Exercise directions: Within the listing below, locate all lines containing the word "JSON". Copy each one.

Material for this task:
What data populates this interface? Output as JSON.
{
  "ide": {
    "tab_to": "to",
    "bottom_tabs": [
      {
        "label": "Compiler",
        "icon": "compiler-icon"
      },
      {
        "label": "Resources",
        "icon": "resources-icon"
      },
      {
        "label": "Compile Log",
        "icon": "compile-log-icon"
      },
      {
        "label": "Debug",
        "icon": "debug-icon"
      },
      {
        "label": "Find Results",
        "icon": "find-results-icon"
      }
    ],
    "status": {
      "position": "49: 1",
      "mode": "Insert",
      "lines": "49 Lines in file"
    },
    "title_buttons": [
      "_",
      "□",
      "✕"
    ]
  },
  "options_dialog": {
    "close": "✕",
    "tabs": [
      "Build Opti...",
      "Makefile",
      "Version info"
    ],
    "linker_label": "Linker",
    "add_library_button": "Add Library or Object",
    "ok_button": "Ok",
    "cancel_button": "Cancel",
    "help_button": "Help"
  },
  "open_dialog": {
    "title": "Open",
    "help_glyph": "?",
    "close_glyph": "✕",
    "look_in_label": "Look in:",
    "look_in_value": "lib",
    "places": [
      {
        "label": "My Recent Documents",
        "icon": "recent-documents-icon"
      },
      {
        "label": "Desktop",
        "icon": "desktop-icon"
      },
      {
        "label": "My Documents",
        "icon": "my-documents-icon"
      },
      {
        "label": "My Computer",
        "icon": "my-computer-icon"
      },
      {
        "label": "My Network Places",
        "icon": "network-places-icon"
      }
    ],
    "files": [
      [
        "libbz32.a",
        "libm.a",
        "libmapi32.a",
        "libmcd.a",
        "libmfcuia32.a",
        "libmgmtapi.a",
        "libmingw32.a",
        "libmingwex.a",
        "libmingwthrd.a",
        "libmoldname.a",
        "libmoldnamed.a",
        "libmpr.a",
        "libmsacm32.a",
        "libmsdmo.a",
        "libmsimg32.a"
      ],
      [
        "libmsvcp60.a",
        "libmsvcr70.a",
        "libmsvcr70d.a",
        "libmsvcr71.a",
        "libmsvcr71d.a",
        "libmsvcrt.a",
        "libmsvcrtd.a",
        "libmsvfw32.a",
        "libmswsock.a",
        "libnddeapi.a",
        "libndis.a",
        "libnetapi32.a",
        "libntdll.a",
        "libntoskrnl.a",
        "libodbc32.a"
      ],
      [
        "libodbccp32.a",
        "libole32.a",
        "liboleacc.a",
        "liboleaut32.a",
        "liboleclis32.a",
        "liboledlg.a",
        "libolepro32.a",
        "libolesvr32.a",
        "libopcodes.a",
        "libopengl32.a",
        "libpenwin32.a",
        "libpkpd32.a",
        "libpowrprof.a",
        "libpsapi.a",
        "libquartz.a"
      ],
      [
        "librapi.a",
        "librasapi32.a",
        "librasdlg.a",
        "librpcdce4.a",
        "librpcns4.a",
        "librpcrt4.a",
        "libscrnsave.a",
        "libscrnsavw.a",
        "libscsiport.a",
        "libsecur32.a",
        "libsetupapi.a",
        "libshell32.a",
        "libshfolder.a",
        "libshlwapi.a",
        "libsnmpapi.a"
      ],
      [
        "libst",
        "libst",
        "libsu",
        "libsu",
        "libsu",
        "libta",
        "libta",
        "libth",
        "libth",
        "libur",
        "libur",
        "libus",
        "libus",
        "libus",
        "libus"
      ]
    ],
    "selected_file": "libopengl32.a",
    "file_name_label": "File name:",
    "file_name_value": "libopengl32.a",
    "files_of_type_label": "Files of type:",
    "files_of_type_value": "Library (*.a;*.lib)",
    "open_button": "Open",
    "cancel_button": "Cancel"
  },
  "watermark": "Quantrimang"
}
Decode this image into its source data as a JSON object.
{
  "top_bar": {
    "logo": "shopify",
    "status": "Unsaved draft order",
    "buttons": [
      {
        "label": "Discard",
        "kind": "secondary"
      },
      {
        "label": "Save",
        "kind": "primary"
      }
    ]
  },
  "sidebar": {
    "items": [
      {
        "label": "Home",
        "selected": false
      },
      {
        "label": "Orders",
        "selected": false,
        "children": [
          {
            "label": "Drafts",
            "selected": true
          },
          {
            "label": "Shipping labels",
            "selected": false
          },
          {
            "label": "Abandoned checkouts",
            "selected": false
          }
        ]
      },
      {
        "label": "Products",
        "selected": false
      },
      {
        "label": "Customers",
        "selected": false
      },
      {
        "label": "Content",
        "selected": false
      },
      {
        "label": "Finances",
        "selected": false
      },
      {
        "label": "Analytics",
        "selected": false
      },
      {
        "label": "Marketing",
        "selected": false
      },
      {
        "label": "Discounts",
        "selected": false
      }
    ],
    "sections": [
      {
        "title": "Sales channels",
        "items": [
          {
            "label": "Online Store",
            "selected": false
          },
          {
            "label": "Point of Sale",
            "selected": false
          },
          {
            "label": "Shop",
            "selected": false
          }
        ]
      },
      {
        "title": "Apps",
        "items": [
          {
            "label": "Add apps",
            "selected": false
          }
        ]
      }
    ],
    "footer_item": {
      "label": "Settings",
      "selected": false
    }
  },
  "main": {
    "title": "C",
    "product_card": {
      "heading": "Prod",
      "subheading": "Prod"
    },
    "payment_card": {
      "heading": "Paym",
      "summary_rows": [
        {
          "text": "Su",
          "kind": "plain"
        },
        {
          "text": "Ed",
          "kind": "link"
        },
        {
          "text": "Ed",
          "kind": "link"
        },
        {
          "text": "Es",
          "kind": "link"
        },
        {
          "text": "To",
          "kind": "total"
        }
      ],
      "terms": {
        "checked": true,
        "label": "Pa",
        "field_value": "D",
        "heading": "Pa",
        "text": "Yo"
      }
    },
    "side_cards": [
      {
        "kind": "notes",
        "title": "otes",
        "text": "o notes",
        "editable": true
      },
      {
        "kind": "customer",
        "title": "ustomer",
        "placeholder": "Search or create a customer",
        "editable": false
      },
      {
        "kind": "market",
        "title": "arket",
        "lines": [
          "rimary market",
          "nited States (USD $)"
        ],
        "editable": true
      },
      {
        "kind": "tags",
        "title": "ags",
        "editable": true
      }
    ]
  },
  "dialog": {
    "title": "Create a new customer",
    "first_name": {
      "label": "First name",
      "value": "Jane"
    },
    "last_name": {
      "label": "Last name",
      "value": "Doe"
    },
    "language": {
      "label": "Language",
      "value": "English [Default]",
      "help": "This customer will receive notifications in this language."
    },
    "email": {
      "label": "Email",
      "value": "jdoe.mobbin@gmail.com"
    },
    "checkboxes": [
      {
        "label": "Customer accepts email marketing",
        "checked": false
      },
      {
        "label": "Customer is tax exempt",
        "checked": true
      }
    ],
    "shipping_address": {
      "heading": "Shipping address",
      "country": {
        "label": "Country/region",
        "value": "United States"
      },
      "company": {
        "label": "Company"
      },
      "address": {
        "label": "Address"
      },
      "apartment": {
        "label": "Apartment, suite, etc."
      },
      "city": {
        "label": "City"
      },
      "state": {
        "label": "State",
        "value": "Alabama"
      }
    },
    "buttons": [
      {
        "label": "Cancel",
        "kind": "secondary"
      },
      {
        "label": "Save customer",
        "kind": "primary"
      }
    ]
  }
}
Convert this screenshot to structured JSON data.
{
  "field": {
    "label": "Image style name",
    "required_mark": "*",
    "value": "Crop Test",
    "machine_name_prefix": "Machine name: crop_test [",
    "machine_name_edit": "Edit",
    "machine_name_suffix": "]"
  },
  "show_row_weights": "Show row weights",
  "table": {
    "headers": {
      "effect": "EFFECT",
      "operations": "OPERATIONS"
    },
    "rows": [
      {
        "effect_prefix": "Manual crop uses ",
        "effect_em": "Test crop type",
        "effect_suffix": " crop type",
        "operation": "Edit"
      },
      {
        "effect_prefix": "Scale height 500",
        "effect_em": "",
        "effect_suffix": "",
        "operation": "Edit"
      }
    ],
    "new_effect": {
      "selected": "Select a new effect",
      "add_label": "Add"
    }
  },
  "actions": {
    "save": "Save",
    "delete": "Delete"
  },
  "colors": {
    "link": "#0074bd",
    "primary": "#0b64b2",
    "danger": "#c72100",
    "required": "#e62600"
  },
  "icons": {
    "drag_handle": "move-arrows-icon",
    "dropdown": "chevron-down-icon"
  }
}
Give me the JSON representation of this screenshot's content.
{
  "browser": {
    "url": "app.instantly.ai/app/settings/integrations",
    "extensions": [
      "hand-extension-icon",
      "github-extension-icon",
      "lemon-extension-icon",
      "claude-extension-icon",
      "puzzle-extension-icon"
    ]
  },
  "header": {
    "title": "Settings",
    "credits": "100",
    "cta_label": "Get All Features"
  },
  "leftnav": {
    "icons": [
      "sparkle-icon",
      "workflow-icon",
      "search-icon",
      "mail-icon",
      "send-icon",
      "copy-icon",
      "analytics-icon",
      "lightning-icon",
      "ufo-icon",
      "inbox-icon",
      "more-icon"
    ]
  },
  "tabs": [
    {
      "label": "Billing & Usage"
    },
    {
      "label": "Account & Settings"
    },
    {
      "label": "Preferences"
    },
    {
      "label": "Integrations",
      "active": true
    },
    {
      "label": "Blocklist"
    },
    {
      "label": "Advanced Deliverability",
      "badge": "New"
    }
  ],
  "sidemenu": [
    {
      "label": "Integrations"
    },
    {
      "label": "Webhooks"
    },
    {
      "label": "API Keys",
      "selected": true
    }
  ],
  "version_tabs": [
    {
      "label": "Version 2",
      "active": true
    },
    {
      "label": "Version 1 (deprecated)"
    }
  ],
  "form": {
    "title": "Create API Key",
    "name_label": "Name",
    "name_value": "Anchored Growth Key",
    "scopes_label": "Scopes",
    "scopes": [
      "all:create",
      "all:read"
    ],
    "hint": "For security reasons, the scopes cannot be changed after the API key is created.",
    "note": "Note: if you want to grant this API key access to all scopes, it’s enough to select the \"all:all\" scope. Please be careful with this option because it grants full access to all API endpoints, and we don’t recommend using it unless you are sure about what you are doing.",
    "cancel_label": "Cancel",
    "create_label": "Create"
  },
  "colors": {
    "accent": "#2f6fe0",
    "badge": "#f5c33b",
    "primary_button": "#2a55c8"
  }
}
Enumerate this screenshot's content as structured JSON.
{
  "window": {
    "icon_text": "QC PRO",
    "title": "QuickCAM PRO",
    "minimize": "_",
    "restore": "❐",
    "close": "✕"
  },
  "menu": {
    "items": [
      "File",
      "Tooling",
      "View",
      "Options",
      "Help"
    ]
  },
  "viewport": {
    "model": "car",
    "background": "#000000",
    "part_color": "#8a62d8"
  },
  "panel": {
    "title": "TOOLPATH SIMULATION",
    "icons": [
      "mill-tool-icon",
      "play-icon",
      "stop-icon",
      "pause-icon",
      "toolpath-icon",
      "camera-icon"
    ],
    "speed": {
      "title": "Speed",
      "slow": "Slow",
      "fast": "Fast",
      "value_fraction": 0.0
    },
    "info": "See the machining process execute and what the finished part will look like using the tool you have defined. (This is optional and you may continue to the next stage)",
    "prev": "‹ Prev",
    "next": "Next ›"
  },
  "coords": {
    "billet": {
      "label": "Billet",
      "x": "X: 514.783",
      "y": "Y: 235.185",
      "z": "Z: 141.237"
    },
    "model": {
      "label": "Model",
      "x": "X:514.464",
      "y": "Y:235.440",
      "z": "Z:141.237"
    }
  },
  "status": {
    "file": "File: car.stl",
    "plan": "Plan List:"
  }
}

Response to this task:
What data populates this interface? Output as JSON.
Decode this image into its source data as a JSON object.
Convert this screenshot to structured JSON data.
Give me the JSON representation of this screenshot's content.
Enumerate this screenshot's content as structured JSON.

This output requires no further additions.